▸ **Your goal**
Below are some records. Pull every line that contains the word "národní".

▸ **Collected data entries**
--

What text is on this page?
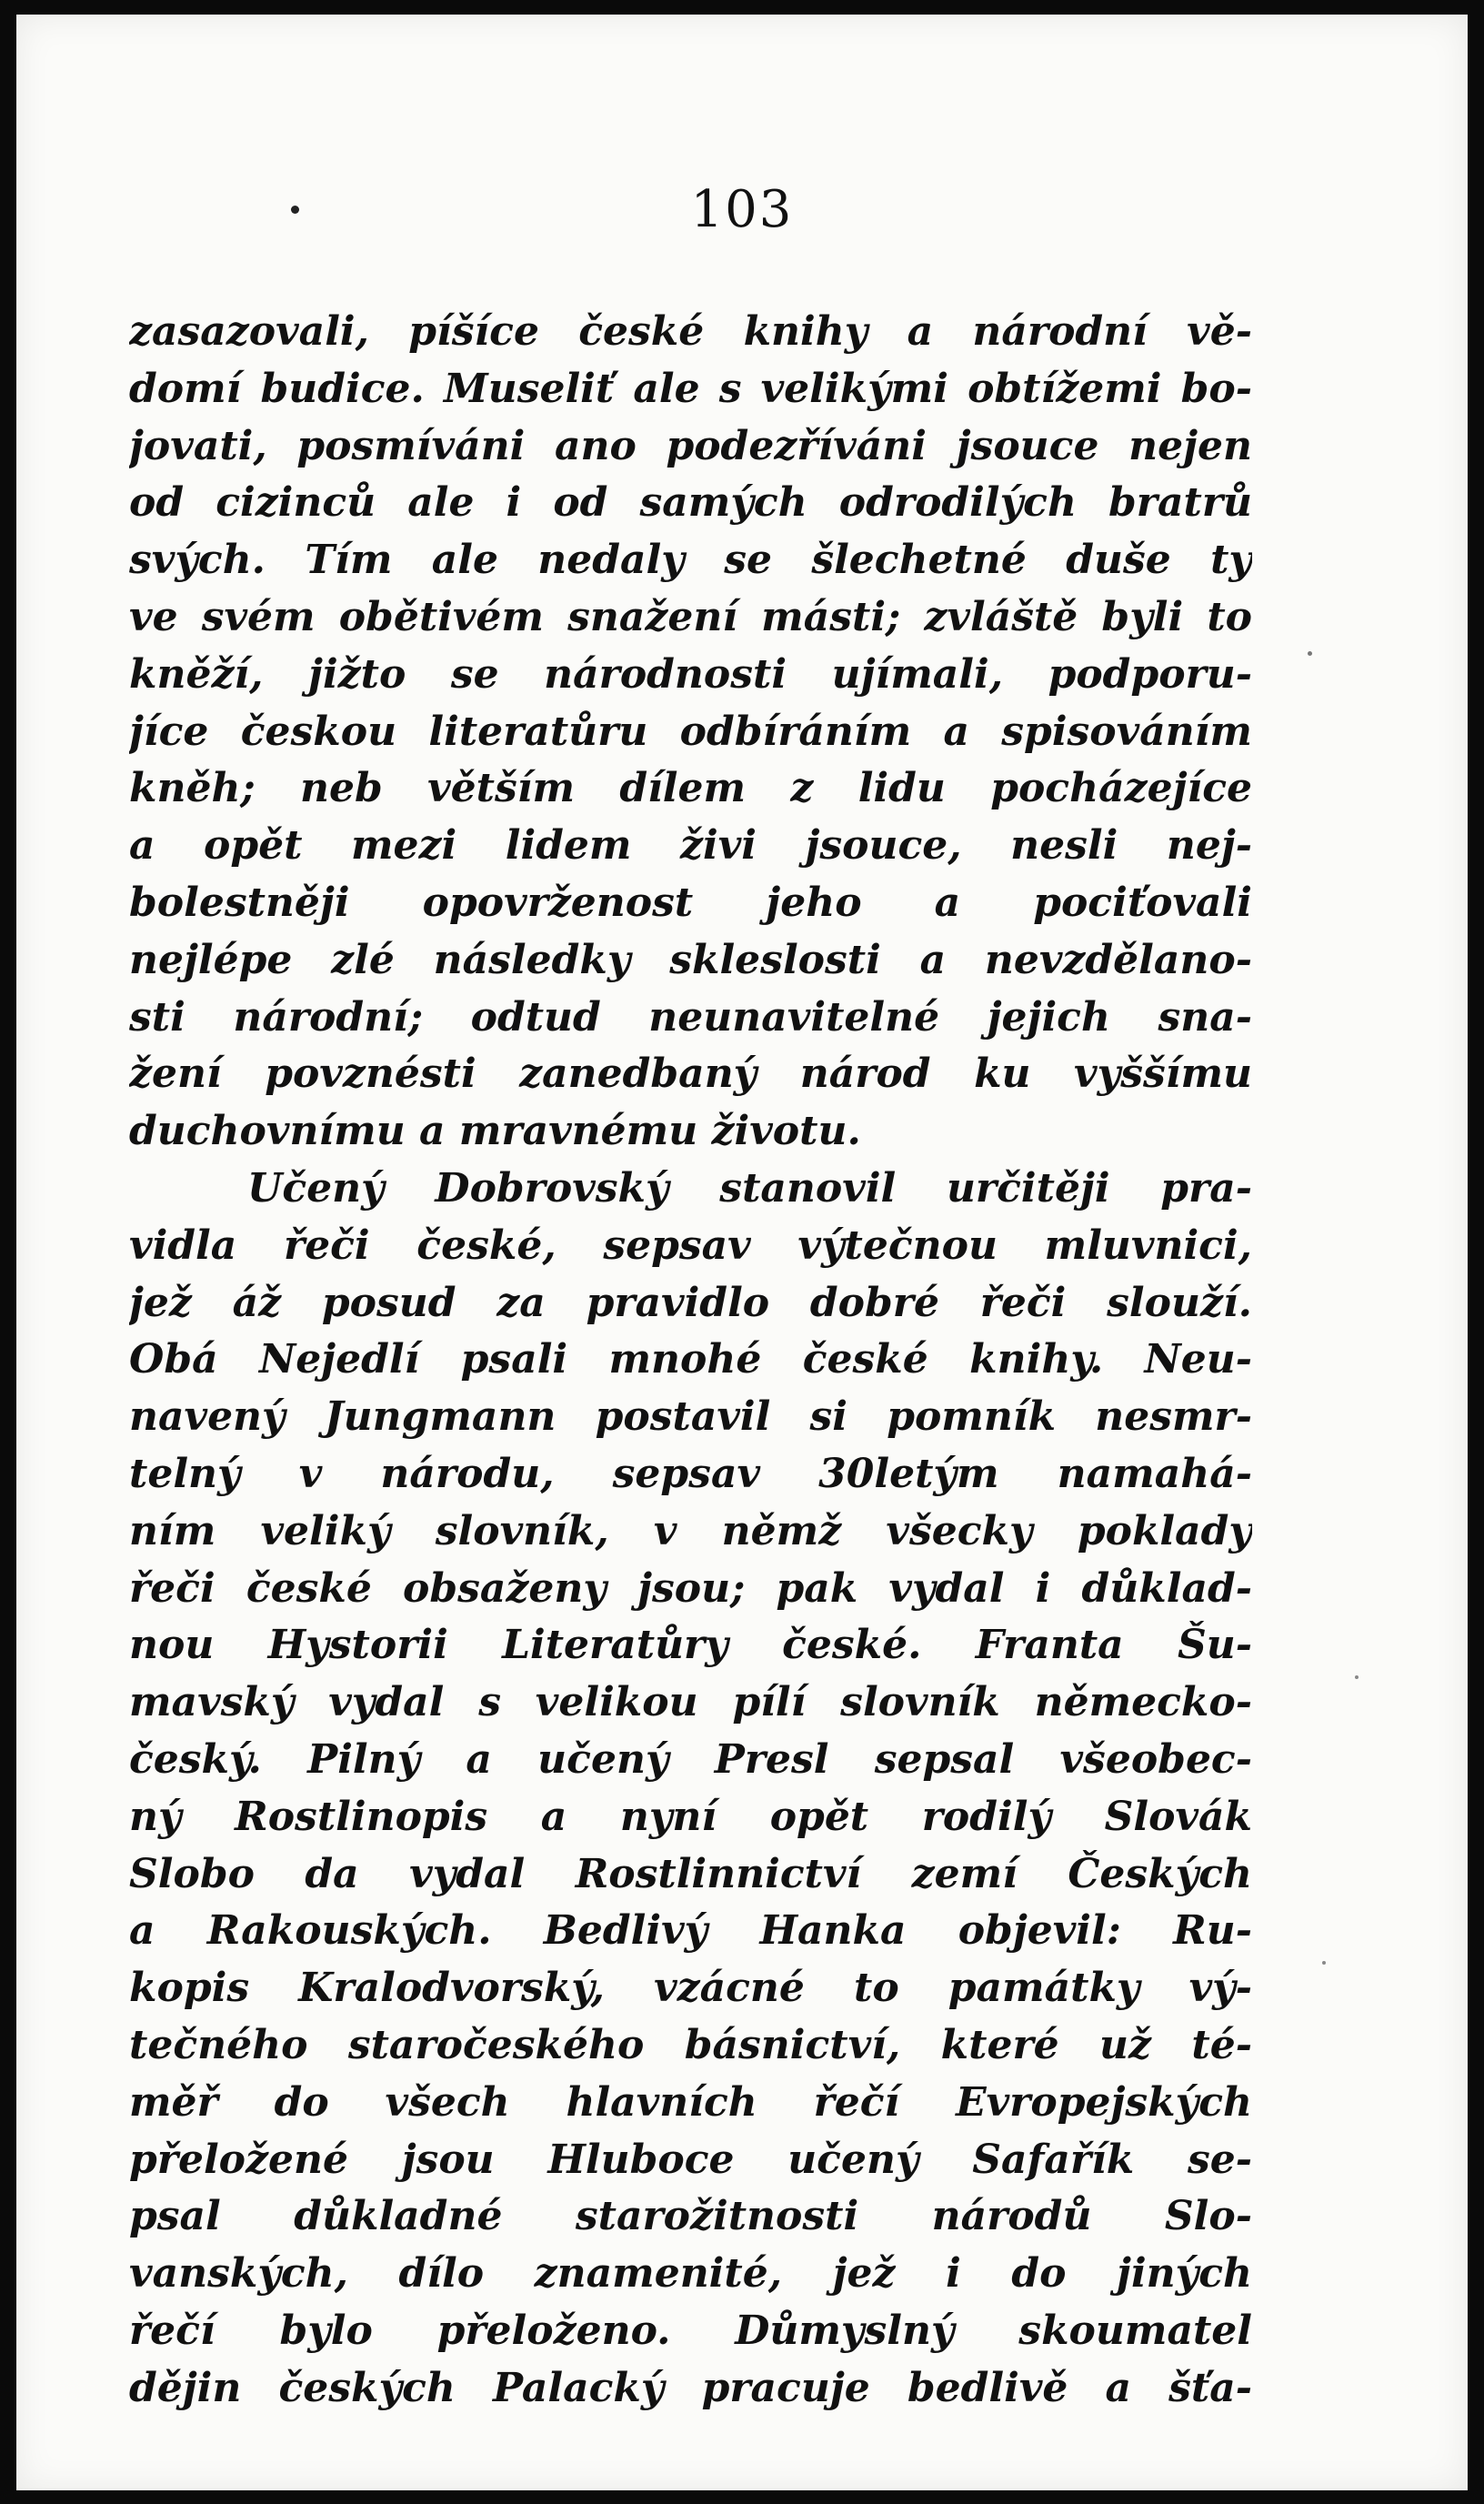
103
zasazovali, píšíce české knihy a národní vě-
domí budice. Museliť ale s velikými obtížemi bo-
jovati, posmíváni ano podezříváni jsouce nejen
od cizinců ale i od samých odrodilých bratrů
svých. Tím ale nedaly se šlechetné duše ty
ve svém obětivém snažení másti; zvláště byli to
kněží, jižto se národnosti ujímali, podporu-
jíce českou literatůru odbíráním a spisováním
kněh; neb větším dílem z lidu pocházejíce
a opět mezi lidem živi jsouce, nesli nej-
bolestněji opovrženost jeho a pociťovali
nejlépe zlé následky skleslosti a nevzdělano-
sti národní; odtud neunavitelné jejich sna-
žení povznésti zanedbaný národ ku vyššímu
duchovnímu a mravnému životu.
Učený Dobrovský stanovil určitěji pra-
vidla řeči české, sepsav výtečnou mluvnici,
jež áž posud za pravidlo dobré řeči slouží.
Obá Nejedlí psali mnohé české knihy. Neu-
navený Jungmann postavil si pomník nesmr-
telný v národu, sepsav 30letým namahá-
ním veliký slovník, v němž všecky poklady
řeči české obsaženy jsou; pak vydal i důklad-
nou Hystorii Literatůry české. Franta Šu-
mavský vydal s velikou pílí slovník německo-
český. Pilný a učený Presl sepsal všeobec-
ný Rostlinopis a nyní opět rodilý Slovák
Slobo da vydal Rostlinnictví zemí Českých
a Rakouských. Bedlivý Hanka objevil: Ru-
kopis Kralodvorský, vzácné to památky vý-
tečného staročeského básnictví, které už té-
měř do všech hlavních řečí Evropejských
přeložené jsou Hluboce učený Safařík se-
psal důkladné starožitnosti národů Slo-
vanských, dílo znamenité, jež i do jiných
řečí bylo přeloženo. Důmyslný skoumatel
dějin českých Palacký pracuje bedlivě a šťa-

--

▸ **Result**
zasazovali, píšíce české knihy a národní vě-
sti národní; odtud neunavitelné jejich sna-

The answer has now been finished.